Jules Portes est né le 20 février 1890 à Payrin, près de Mazamet, où la famille vient bientôt s’installer. Le père est employé de l’entreprise textile Boudou. Après le primaire, Jules suit pendant deux ans les cours de l’École pratique de commerce et d’industrie. À l’âge de 15 ans, il entre à son tour comme employé de bureau dans la même entreprise que son père. Des amis protestants lui font partager leurs activités au sein de l’Union chrétienne de jeunes gens et le persuadent de se convertir, décision courageuse « dans une petite ville provinciale où les partis confessionnels sont si tranchés et les abjurations si rares » (Gaston Tournier).

Il effectue son service militaire au 81e RI de Montpellier de 1911 à 1913 et devient sergent. Il se marie en décembre 1913. Devenu chef de la section des éclaireurs unionistes (scouts protestants), il prononce, le 25 janvier 1914, lors de la remise d’un drapeau à sa troupe, un discours dans lequel je retiens ce passage qui établit une distinction entre deux patriotismes : « Le premier se compose de tous les préjugés, de toutes les haines, de toutes les antipathies qu’un peuple, quelquefois par ignorance, nourrit contre un autre peuple. « Je déteste bien, je hais bien le peuple qui se trouve au-delà des frontières et qui est mon rival. Donc je suis patriote. » Voilà le patriotisme de beaucoup. Ce patriotisme-là ne coûte pas cher ; il ne doit pas être le tien. Il en est un autre qu’il n’est pas aussi facile de réaliser mais qui est plus digne de toi ; il est fait de toutes les vérités, de tous les droits qui sont communs à tous les peuples ; il veut que tout en aimant passionnément ton pays, tu laisses déborder ta sympathie au-delà des races, des langues et des frontières. » C’est un patriotisme « fait d’amour et non de haine ». Jules Portes rejoint son 81e en août 1914. Il affronte de durs combats en Lorraine. Le 24 septembre, il aide son frère blessé à rejoindre un poste de secours, en se faisant des illusions sur une rapide guérison. Lui-même est tué le 5 octobre ; il est enterré au bord de la route de Toul à Bernécourt. Le 12 octobre, son fils nait à Mazamet. Le livre laisse imaginer ces journées d’octobre pour la famille.

Le témoignage

Gaston Tournier, d’une autre famille active dans l’industrie de la laine, protestant militant, a publié à ses frais le livre : Jules Portes, Souvenirs et Correspondance de Guerre, Comité national des éclaireurs-unionistes de France, Paris, 1915, 184 pages, avec un portrait de Jules. Une phrase précise : « Cet ouvrage, tiré à un nombre restreint d’exemplaires, est vendu au profit des soldats français blessés. » Il comprend quatre parties : I. Souvenirs (sur Jules Portes, par Gaston Tournier) ; II. Correspondance de guerre (60 lettres de Jules principalement adressées à sa femme ; le 31 août, il écrit qu’il vient de perdre son carnet de notes) ; les parties III et IV apportent quelques compléments et appendices.

- _Données fournies_:
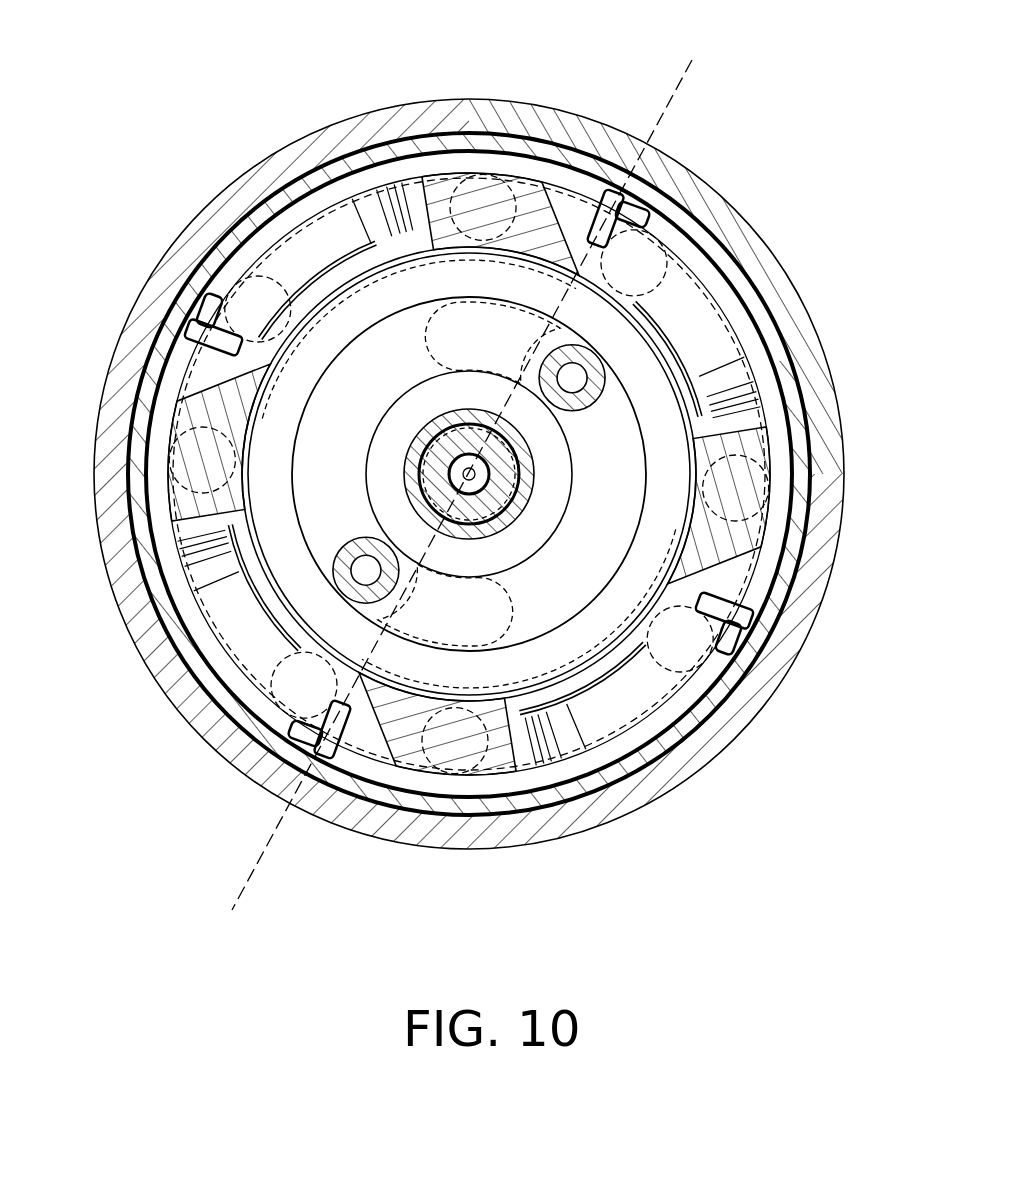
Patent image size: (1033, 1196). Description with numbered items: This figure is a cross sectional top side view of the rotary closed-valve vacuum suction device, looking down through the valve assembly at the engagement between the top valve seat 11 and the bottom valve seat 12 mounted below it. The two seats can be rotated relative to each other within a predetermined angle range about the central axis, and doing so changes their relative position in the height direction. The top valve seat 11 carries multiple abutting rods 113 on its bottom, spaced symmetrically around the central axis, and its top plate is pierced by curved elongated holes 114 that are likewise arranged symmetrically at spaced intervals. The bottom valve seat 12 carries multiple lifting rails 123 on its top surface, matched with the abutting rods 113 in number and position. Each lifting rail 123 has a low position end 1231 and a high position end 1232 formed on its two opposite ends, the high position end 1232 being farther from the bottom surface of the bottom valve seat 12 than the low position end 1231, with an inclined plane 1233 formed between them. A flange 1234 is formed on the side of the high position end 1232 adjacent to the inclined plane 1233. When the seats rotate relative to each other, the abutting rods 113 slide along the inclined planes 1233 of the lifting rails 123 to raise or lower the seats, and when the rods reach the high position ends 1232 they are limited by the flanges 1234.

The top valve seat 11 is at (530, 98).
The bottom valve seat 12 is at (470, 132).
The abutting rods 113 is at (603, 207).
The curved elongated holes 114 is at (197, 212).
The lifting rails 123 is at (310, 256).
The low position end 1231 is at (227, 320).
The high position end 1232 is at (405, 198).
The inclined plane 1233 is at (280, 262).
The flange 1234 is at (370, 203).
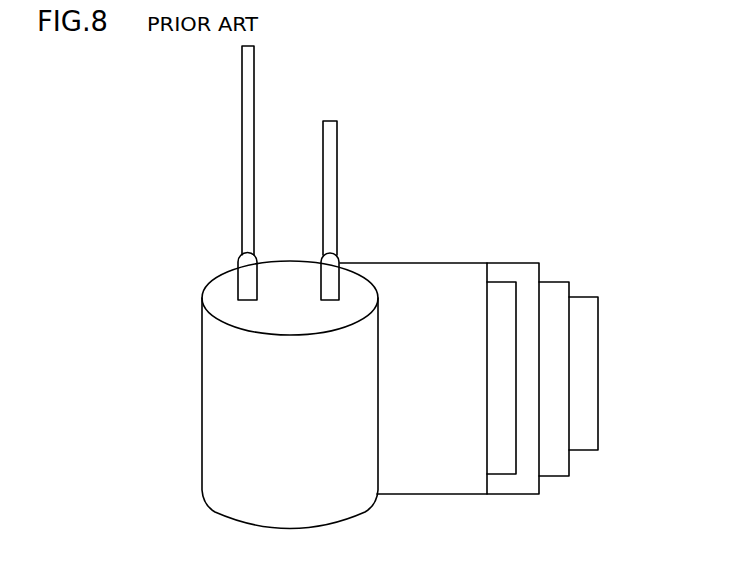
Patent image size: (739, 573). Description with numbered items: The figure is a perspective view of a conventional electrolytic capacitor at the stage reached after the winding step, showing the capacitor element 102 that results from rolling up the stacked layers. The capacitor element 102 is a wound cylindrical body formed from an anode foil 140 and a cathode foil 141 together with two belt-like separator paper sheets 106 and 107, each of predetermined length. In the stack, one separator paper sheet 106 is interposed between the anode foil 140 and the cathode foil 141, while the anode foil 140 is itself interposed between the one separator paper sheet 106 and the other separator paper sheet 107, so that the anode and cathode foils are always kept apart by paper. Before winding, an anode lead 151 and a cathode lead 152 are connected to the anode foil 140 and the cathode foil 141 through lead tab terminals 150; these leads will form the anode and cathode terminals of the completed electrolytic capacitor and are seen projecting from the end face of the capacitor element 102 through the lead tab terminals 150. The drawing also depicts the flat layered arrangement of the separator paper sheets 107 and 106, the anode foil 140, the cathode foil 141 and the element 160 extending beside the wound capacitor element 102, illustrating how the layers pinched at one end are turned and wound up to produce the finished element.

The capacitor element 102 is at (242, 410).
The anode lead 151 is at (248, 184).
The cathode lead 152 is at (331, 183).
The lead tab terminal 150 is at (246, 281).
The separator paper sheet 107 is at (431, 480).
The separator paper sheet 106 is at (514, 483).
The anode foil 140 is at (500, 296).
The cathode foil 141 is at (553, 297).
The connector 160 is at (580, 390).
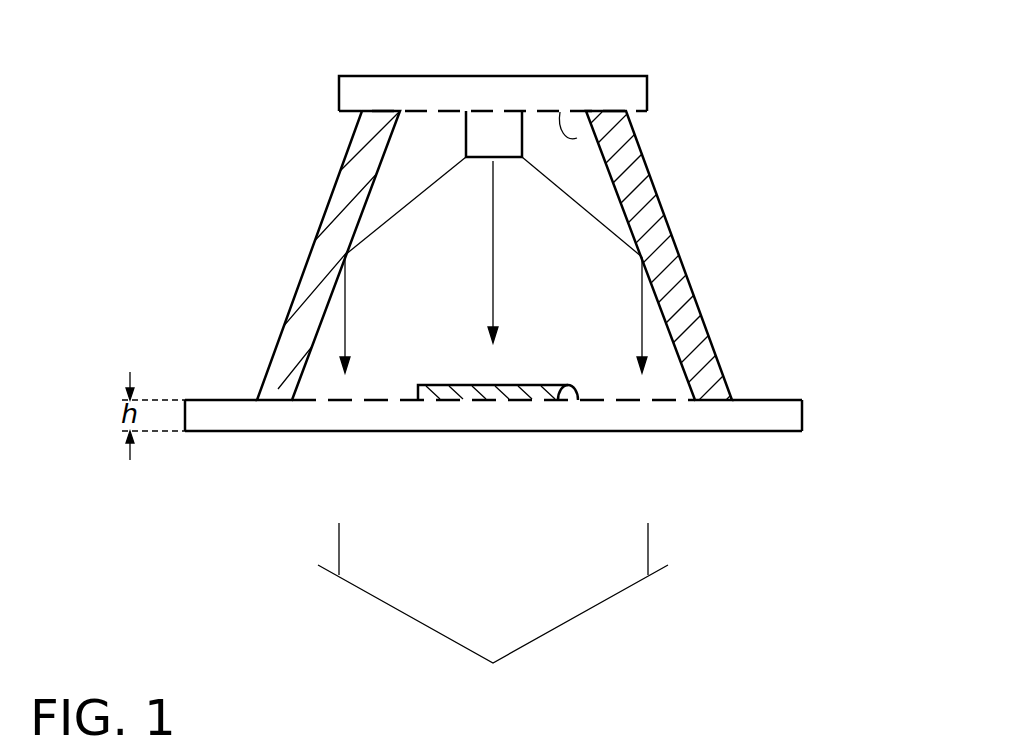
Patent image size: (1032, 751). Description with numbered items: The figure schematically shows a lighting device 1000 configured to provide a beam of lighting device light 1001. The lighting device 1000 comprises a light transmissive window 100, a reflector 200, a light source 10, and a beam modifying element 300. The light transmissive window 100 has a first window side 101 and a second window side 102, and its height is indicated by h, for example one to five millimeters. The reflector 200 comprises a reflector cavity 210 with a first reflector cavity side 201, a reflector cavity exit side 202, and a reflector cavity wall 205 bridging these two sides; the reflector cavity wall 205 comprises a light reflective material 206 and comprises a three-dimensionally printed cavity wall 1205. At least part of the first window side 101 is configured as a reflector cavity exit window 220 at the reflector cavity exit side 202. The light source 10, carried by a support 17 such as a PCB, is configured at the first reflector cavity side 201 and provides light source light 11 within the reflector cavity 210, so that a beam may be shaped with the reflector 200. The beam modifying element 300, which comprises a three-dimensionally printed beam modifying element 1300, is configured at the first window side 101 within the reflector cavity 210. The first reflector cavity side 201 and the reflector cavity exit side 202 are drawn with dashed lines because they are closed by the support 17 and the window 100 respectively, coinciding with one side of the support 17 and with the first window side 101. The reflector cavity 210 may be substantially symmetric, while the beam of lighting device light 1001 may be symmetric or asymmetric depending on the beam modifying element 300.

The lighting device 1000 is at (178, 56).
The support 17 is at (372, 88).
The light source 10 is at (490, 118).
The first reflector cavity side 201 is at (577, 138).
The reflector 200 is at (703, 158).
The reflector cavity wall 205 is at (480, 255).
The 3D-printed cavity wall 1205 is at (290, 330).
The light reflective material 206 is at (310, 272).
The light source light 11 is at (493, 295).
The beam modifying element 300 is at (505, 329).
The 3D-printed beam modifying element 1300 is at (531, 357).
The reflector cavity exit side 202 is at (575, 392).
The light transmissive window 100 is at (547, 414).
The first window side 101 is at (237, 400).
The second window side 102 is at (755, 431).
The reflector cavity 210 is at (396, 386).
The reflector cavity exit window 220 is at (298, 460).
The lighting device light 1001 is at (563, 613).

- _Travail à faire_:
1: Répondez à ces questions sur l'extrait consacré à Jules Portes :
(a) À quel âge entre-t-il comme employé de bureau dans l'entreprise où travaille son père ?
(b) Dans quel régiment et dans quelle ville fait-il son service militaire ?
(c) Combien de lettres compte la partie « Correspondance de guerre » du livre ?
2: Reproduisez tout ce qui va de « Gaston Tournier, d’une » jusqu'à « compléments et appendices. » dans l'extrait consacré à Jules Portes.

- _Réponses_:
1:
(a) À 15 ans.
(b) Au 81e RI de Montpellier.
(c) 60 lettres.

2:
Gaston Tournier, d’une autre famille active dans l’industrie de la laine, protestant militant, a publié à ses frais le livre : Jules Portes, Souvenirs et Correspondance de Guerre, Comité national des éclaireurs-unionistes de France, Paris, 1915, 184 pages, avec un portrait de Jules. Une phrase précise : « Cet ouvrage, tiré à un nombre restreint d’exemplaires, est vendu au profit des soldats français blessés. » Il comprend quatre parties : I. Souvenirs (sur Jules Portes, par Gaston Tournier) ; II. Correspondance de guerre (60 lettres de Jules principalement adressées à sa femme ; le 31 août, il écrit qu’il vient de perdre son carnet de notes) ; les parties III et IV apportent quelques compléments et appendices.